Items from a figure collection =
•••••

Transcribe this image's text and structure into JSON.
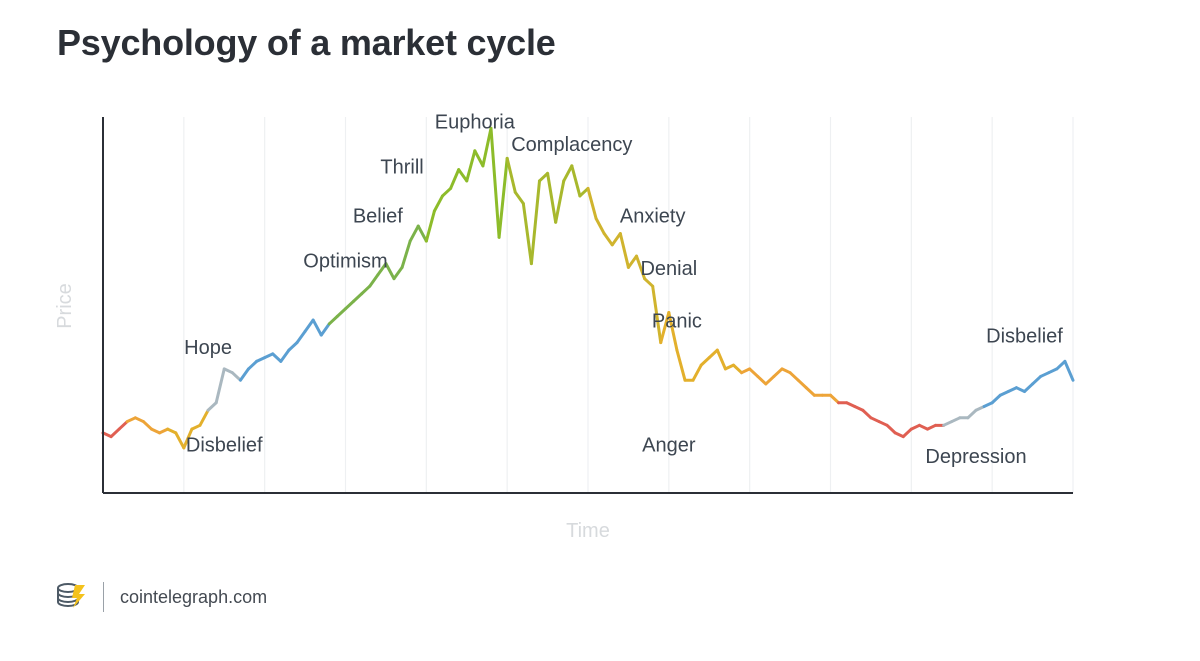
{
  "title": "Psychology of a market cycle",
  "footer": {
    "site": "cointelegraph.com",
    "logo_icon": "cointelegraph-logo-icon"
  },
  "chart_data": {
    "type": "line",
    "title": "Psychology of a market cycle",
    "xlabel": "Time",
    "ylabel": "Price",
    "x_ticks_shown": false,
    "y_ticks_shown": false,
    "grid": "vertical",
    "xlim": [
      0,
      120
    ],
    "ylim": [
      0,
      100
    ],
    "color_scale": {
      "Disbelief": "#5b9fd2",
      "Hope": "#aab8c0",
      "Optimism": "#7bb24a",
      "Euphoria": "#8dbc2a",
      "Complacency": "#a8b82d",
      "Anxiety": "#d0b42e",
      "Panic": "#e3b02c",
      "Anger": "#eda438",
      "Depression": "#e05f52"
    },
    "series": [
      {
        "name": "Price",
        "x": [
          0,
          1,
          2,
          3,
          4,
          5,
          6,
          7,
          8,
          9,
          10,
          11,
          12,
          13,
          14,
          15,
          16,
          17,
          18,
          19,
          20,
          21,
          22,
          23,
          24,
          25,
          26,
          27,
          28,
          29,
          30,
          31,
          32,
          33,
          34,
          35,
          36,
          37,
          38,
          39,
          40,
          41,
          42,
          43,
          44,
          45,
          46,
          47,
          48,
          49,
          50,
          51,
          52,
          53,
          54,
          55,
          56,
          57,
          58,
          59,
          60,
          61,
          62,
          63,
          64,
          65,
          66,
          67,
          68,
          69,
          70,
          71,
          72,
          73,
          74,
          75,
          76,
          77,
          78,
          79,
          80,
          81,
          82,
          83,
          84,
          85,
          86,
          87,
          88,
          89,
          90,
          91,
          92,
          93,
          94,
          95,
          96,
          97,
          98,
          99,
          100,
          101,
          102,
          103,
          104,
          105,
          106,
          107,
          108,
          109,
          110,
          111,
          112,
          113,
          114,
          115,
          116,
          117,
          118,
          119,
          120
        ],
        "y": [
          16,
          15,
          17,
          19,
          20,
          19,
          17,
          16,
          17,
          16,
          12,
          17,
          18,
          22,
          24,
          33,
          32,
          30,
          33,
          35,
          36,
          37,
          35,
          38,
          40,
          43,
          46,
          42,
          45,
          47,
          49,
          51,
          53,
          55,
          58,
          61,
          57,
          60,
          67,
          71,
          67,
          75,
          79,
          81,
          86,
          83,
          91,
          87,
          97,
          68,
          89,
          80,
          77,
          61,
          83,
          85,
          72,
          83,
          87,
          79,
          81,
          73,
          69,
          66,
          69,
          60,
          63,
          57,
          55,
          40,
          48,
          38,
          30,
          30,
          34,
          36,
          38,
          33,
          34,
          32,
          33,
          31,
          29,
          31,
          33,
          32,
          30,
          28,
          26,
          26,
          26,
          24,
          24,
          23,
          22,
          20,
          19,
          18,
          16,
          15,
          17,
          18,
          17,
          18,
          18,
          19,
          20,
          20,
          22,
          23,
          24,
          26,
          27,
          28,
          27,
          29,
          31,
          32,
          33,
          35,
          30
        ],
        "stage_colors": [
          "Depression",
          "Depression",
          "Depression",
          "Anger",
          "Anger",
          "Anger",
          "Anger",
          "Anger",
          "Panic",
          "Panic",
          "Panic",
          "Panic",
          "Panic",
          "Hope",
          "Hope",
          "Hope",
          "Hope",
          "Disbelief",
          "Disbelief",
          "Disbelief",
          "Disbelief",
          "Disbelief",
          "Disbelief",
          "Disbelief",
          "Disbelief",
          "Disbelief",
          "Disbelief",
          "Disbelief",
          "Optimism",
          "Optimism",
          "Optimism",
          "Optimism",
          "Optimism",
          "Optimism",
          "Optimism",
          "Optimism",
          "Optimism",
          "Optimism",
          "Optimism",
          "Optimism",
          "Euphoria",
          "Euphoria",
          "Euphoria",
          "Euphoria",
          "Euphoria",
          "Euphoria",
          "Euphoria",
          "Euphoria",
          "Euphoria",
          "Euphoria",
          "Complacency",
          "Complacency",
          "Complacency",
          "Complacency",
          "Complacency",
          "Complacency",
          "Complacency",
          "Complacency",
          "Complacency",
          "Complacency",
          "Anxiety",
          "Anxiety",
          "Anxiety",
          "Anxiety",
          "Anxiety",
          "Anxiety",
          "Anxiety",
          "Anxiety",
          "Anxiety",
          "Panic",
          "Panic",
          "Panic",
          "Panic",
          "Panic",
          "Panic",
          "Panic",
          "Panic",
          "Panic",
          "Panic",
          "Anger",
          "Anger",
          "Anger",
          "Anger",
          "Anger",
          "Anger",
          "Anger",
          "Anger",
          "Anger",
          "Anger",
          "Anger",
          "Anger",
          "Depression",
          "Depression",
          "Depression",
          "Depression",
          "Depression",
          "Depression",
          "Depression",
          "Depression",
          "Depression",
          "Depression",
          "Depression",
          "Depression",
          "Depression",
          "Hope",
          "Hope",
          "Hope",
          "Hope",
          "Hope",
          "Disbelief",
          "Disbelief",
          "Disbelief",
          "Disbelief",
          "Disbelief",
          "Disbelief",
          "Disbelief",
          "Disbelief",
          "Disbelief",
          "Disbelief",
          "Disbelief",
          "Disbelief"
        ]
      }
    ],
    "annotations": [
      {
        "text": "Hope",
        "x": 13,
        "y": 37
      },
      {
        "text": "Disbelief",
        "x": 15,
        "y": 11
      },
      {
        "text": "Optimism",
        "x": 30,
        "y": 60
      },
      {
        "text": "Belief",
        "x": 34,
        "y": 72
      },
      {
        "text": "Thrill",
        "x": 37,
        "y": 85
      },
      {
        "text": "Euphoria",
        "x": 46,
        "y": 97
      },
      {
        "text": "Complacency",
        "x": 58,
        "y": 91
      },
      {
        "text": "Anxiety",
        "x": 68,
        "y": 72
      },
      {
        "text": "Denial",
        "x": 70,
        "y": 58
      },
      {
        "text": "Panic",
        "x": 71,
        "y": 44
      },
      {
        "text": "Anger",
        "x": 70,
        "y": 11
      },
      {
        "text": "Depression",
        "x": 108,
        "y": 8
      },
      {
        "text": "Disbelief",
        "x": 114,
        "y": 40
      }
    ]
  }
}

•••••

INSTRUCTION =
Every entry must be transcribed exactly. Pictures do not belong in the copy.

ANSWER TO THIS EXERCISE =
Transcribe this image's text and structure into JSON.
{
  "title": "Psychology of a market cycle",
  "footer": {
    "site": "cointelegraph.com",
    "logo_icon": "cointelegraph-logo-icon"
  },
  "chart_data": {
    "type": "line",
    "title": "Psychology of a market cycle",
    "xlabel": "Time",
    "ylabel": "Price",
    "x_ticks_shown": false,
    "y_ticks_shown": false,
    "grid": "vertical",
    "xlim": [
      0,
      120
    ],
    "ylim": [
      0,
      100
    ],
    "color_scale": {
      "Disbelief": "#5b9fd2",
      "Hope": "#aab8c0",
      "Optimism": "#7bb24a",
      "Euphoria": "#8dbc2a",
      "Complacency": "#a8b82d",
      "Anxiety": "#d0b42e",
      "Panic": "#e3b02c",
      "Anger": "#eda438",
      "Depression": "#e05f52"
    },
    "series": [
      {
        "name": "Price",
        "x": [
          0,
          1,
          2,
          3,
          4,
          5,
          6,
          7,
          8,
          9,
          10,
          11,
          12,
          13,
          14,
          15,
          16,
          17,
          18,
          19,
          20,
          21,
          22,
          23,
          24,
          25,
          26,
          27,
          28,
          29,
          30,
          31,
          32,
          33,
          34,
          35,
          36,
          37,
          38,
          39,
          40,
          41,
          42,
          43,
          44,
          45,
          46,
          47,
          48,
          49,
          50,
          51,
          52,
          53,
          54,
          55,
          56,
          57,
          58,
          59,
          60,
          61,
          62,
          63,
          64,
          65,
          66,
          67,
          68,
          69,
          70,
          71,
          72,
          73,
          74,
          75,
          76,
          77,
          78,
          79,
          80,
          81,
          82,
          83,
          84,
          85,
          86,
          87,
          88,
          89,
          90,
          91,
          92,
          93,
          94,
          95,
          96,
          97,
          98,
          99,
          100,
          101,
          102,
          103,
          104,
          105,
          106,
          107,
          108,
          109,
          110,
          111,
          112,
          113,
          114,
          115,
          116,
          117,
          118,
          119,
          120
        ],
        "y": [
          16,
          15,
          17,
          19,
          20,
          19,
          17,
          16,
          17,
          16,
          12,
          17,
          18,
          22,
          24,
          33,
          32,
          30,
          33,
          35,
          36,
          37,
          35,
          38,
          40,
          43,
          46,
          42,
          45,
          47,
          49,
          51,
          53,
          55,
          58,
          61,
          57,
          60,
          67,
          71,
          67,
          75,
          79,
          81,
          86,
          83,
          91,
          87,
          97,
          68,
          89,
          80,
          77,
          61,
          83,
          85,
          72,
          83,
          87,
          79,
          81,
          73,
          69,
          66,
          69,
          60,
          63,
          57,
          55,
          40,
          48,
          38,
          30,
          30,
          34,
          36,
          38,
          33,
          34,
          32,
          33,
          31,
          29,
          31,
          33,
          32,
          30,
          28,
          26,
          26,
          26,
          24,
          24,
          23,
          22,
          20,
          19,
          18,
          16,
          15,
          17,
          18,
          17,
          18,
          18,
          19,
          20,
          20,
          22,
          23,
          24,
          26,
          27,
          28,
          27,
          29,
          31,
          32,
          33,
          35,
          30
        ],
        "stage_colors": [
          "Depression",
          "Depression",
          "Depression",
          "Anger",
          "Anger",
          "Anger",
          "Anger",
          "Anger",
          "Panic",
          "Panic",
          "Panic",
          "Panic",
          "Panic",
          "Hope",
          "Hope",
          "Hope",
          "Hope",
          "Disbelief",
          "Disbelief",
          "Disbelief",
          "Disbelief",
          "Disbelief",
          "Disbelief",
          "Disbelief",
          "Disbelief",
          "Disbelief",
          "Disbelief",
          "Disbelief",
          "Optimism",
          "Optimism",
          "Optimism",
          "Optimism",
          "Optimism",
          "Optimism",
          "Optimism",
          "Optimism",
          "Optimism",
          "Optimism",
          "Optimism",
          "Optimism",
          "Euphoria",
          "Euphoria",
          "Euphoria",
          "Euphoria",
          "Euphoria",
          "Euphoria",
          "Euphoria",
          "Euphoria",
          "Euphoria",
          "Euphoria",
          "Complacency",
          "Complacency",
          "Complacency",
          "Complacency",
          "Complacency",
          "Complacency",
          "Complacency",
          "Complacency",
          "Complacency",
          "Complacency",
          "Anxiety",
          "Anxiety",
          "Anxiety",
          "Anxiety",
          "Anxiety",
          "Anxiety",
          "Anxiety",
          "Anxiety",
          "Anxiety",
          "Panic",
          "Panic",
          "Panic",
          "Panic",
          "Panic",
          "Panic",
          "Panic",
          "Panic",
          "Panic",
          "Panic",
          "Anger",
          "Anger",
          "Anger",
          "Anger",
          "Anger",
          "Anger",
          "Anger",
          "Anger",
          "Anger",
          "Anger",
          "Anger",
          "Anger",
          "Depression",
          "Depression",
          "Depression",
          "Depression",
          "Depression",
          "Depression",
          "Depression",
          "Depression",
          "Depression",
          "Depression",
          "Depression",
          "Depression",
          "Depression",
          "Hope",
          "Hope",
          "Hope",
          "Hope",
          "Hope",
          "Disbelief",
          "Disbelief",
          "Disbelief",
          "Disbelief",
          "Disbelief",
          "Disbelief",
          "Disbelief",
          "Disbelief",
          "Disbelief",
          "Disbelief",
          "Disbelief",
          "Disbelief"
        ]
      }
    ],
    "annotations": [
      {
        "text": "Hope",
        "x": 13,
        "y": 37
      },
      {
        "text": "Disbelief",
        "x": 15,
        "y": 11
      },
      {
        "text": "Optimism",
        "x": 30,
        "y": 60
      },
      {
        "text": "Belief",
        "x": 34,
        "y": 72
      },
      {
        "text": "Thrill",
        "x": 37,
        "y": 85
      },
      {
        "text": "Euphoria",
        "x": 46,
        "y": 97
      },
      {
        "text": "Complacency",
        "x": 58,
        "y": 91
      },
      {
        "text": "Anxiety",
        "x": 68,
        "y": 72
      },
      {
        "text": "Denial",
        "x": 70,
        "y": 58
      },
      {
        "text": "Panic",
        "x": 71,
        "y": 44
      },
      {
        "text": "Anger",
        "x": 70,
        "y": 11
      },
      {
        "text": "Depression",
        "x": 108,
        "y": 8
      },
      {
        "text": "Disbelief",
        "x": 114,
        "y": 40
      }
    ]
  }
}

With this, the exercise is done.